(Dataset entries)
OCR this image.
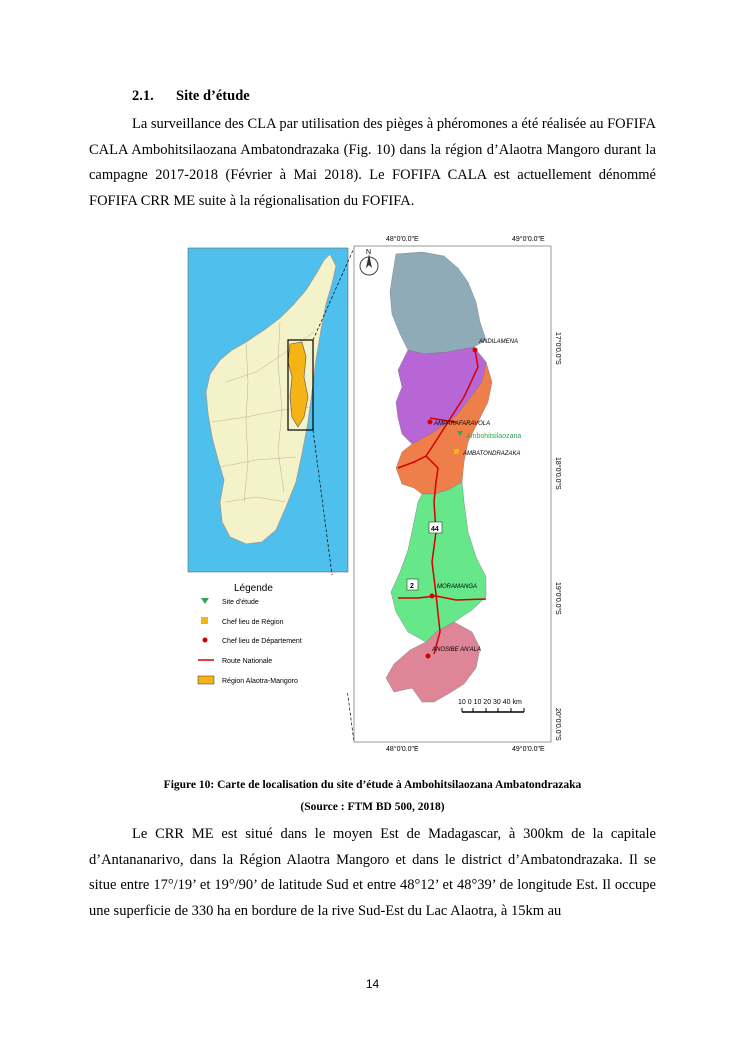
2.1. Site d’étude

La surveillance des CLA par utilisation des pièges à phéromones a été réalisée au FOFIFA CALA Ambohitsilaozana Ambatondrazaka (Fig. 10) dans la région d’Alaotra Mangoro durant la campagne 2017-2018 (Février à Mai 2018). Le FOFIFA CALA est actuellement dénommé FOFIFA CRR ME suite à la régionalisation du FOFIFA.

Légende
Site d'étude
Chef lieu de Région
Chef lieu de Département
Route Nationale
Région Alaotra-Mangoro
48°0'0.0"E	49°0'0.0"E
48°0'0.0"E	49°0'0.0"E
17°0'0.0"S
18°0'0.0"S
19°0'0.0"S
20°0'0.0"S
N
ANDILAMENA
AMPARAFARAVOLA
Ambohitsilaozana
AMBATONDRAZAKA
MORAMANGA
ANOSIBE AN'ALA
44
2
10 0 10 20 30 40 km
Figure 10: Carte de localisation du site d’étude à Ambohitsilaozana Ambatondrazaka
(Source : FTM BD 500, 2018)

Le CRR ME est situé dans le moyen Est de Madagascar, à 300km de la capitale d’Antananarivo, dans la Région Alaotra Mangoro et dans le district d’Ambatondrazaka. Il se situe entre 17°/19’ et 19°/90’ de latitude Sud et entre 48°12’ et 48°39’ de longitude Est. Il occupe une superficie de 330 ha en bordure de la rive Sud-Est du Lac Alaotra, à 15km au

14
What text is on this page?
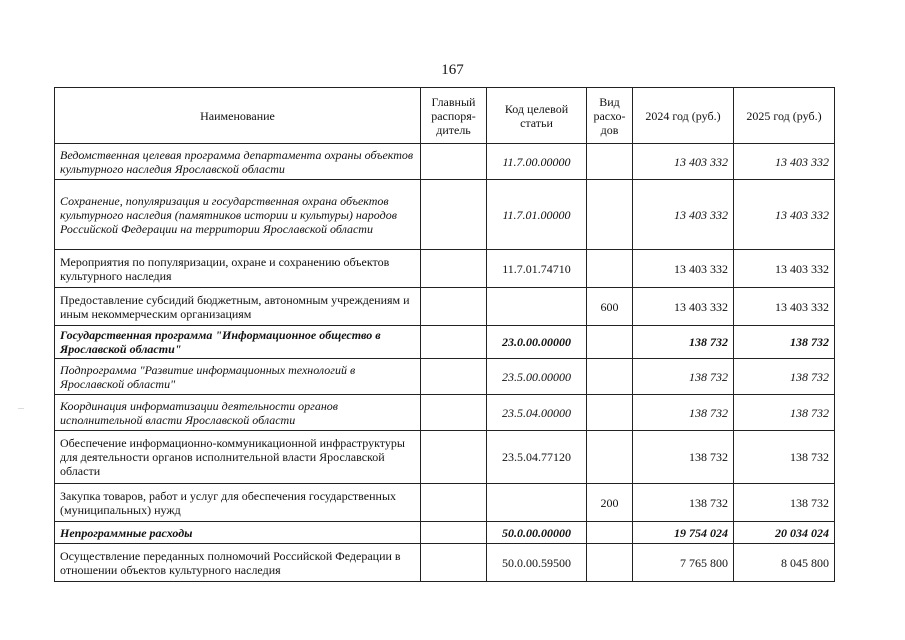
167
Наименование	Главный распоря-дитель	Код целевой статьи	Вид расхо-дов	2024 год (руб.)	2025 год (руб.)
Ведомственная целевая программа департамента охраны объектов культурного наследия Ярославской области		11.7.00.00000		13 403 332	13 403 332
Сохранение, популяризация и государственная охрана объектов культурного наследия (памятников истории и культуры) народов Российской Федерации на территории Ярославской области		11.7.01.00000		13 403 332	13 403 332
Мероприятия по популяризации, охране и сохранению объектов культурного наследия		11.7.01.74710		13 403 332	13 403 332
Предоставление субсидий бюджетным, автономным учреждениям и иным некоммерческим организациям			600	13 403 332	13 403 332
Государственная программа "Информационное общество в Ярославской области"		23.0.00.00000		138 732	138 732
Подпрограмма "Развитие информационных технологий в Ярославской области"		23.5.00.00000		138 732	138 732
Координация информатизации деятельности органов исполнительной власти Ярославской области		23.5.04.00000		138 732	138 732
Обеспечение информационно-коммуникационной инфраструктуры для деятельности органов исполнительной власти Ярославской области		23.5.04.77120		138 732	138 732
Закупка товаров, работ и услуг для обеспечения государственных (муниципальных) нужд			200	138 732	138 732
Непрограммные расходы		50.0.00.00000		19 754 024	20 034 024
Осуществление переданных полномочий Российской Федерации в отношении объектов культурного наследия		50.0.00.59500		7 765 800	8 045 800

* Given exercise: Each entry must be retyped word for word, with every image omitted.

* Solution to the exercise:
OCR this image.
2.1. Site d’étude

La surveillance des CLA par utilisation des pièges à phéromones a été réalisée au FOFIFA CALA Ambohitsilaozana Ambatondrazaka (Fig. 10) dans la région d’Alaotra Mangoro durant la campagne 2017-2018 (Février à Mai 2018). Le FOFIFA CALA est actuellement dénommé FOFIFA CRR ME suite à la régionalisation du FOFIFA.

Légende
Site d'étude
Chef lieu de Région
Chef lieu de Département
Route Nationale
Région Alaotra-Mangoro
48°0'0.0"E	49°0'0.0"E
48°0'0.0"E	49°0'0.0"E
17°0'0.0"S
18°0'0.0"S
19°0'0.0"S
20°0'0.0"S
N
ANDILAMENA
AMPARAFARAVOLA
Ambohitsilaozana
AMBATONDRAZAKA
MORAMANGA
ANOSIBE AN'ALA
44
2
10 0 10 20 30 40 km
Figure 10: Carte de localisation du site d’étude à Ambohitsilaozana Ambatondrazaka
(Source : FTM BD 500, 2018)

Le CRR ME est situé dans le moyen Est de Madagascar, à 300km de la capitale d’Antananarivo, dans la Région Alaotra Mangoro et dans le district d’Ambatondrazaka. Il se situe entre 17°/19’ et 19°/90’ de latitude Sud et entre 48°12’ et 48°39’ de longitude Est. Il occupe une superficie de 330 ha en bordure de la rive Sud-Est du Lac Alaotra, à 15km au

14
What text is on this page?
167
Наименование	Главный распоря-дитель	Код целевой статьи	Вид расхо-дов	2024 год (руб.)	2025 год (руб.)
Ведомственная целевая программа департамента охраны объектов культурного наследия Ярославской области		11.7.00.00000		13 403 332	13 403 332
Сохранение, популяризация и государственная охрана объектов культурного наследия (памятников истории и культуры) народов Российской Федерации на территории Ярославской области		11.7.01.00000		13 403 332	13 403 332
Мероприятия по популяризации, охране и сохранению объектов культурного наследия		11.7.01.74710		13 403 332	13 403 332
Предоставление субсидий бюджетным, автономным учреждениям и иным некоммерческим организациям			600	13 403 332	13 403 332
Государственная программа "Информационное общество в Ярославской области"		23.0.00.00000		138 732	138 732
Подпрограмма "Развитие информационных технологий в Ярославской области"		23.5.00.00000		138 732	138 732
Координация информатизации деятельности органов исполнительной власти Ярославской области		23.5.04.00000		138 732	138 732
Обеспечение информационно-коммуникационной инфраструктуры для деятельности органов исполнительной власти Ярославской области		23.5.04.77120		138 732	138 732
Закупка товаров, работ и услуг для обеспечения государственных (муниципальных) нужд			200	138 732	138 732
Непрограммные расходы		50.0.00.00000		19 754 024	20 034 024
Осуществление переданных полномочий Российской Федерации в отношении объектов культурного наследия		50.0.00.59500		7 765 800	8 045 800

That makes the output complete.